• Problem to solve: Extract the full set of records that follows, word for word.

• Record list:

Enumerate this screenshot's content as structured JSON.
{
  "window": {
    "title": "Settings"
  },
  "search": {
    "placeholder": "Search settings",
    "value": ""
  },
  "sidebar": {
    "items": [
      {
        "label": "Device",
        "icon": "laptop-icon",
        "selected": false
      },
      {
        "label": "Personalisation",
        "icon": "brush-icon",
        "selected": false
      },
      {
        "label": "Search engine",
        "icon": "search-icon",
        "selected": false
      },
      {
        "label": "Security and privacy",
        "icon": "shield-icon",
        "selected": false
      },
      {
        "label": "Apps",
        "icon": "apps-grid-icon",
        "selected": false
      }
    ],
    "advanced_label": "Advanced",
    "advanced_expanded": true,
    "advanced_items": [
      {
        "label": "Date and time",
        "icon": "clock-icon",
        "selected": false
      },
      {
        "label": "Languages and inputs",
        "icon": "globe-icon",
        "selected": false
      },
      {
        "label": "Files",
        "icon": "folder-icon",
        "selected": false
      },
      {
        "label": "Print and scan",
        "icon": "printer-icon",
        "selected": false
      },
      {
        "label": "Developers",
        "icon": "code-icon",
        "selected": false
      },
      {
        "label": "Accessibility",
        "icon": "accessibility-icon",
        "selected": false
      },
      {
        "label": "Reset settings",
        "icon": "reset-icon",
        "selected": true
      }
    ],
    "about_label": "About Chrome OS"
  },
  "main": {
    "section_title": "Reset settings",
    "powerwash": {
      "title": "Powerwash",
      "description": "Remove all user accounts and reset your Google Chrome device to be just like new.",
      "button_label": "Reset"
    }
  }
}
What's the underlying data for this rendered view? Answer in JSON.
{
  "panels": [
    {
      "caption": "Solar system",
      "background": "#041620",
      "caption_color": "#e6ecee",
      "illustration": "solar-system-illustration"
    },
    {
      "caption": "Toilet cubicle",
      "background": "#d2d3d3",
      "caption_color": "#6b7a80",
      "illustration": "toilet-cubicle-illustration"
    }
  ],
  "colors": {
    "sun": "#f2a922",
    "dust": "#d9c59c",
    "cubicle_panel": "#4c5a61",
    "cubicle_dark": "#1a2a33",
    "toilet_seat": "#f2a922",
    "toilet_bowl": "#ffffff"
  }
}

• Completed exercise:
Enumerate this screenshot's content as structured JSON.
{
  "window": {
    "title": "Settings"
  },
  "search": {
    "placeholder": "Search settings",
    "value": ""
  },
  "sidebar": {
    "items": [
      {
        "label": "Device",
        "icon": "laptop-icon",
        "selected": false
      },
      {
        "label": "Personalisation",
        "icon": "brush-icon",
        "selected": false
      },
      {
        "label": "Search engine",
        "icon": "search-icon",
        "selected": false
      },
      {
        "label": "Security and privacy",
        "icon": "shield-icon",
        "selected": false
      },
      {
        "label": "Apps",
        "icon": "apps-grid-icon",
        "selected": false
      }
    ],
    "advanced_label": "Advanced",
    "advanced_expanded": true,
    "advanced_items": [
      {
        "label": "Date and time",
        "icon": "clock-icon",
        "selected": false
      },
      {
        "label": "Languages and inputs",
        "icon": "globe-icon",
        "selected": false
      },
      {
        "label": "Files",
        "icon": "folder-icon",
        "selected": false
      },
      {
        "label": "Print and scan",
        "icon": "printer-icon",
        "selected": false
      },
      {
        "label": "Developers",
        "icon": "code-icon",
        "selected": false
      },
      {
        "label": "Accessibility",
        "icon": "accessibility-icon",
        "selected": false
      },
      {
        "label": "Reset settings",
        "icon": "reset-icon",
        "selected": true
      }
    ],
    "about_label": "About Chrome OS"
  },
  "main": {
    "section_title": "Reset settings",
    "powerwash": {
      "title": "Powerwash",
      "description": "Remove all user accounts and reset your Google Chrome device to be just like new.",
      "button_label": "Reset"
    }
  }
}
What's the underlying data for this rendered view? Answer in JSON.
{
  "panels": [
    {
      "caption": "Solar system",
      "background": "#041620",
      "caption_color": "#e6ecee",
      "illustration": "solar-system-illustration"
    },
    {
      "caption": "Toilet cubicle",
      "background": "#d2d3d3",
      "caption_color": "#6b7a80",
      "illustration": "toilet-cubicle-illustration"
    }
  ],
  "colors": {
    "sun": "#f2a922",
    "dust": "#d9c59c",
    "cubicle_panel": "#4c5a61",
    "cubicle_dark": "#1a2a33",
    "toilet_seat": "#f2a922",
    "toilet_bowl": "#ffffff"
  }
}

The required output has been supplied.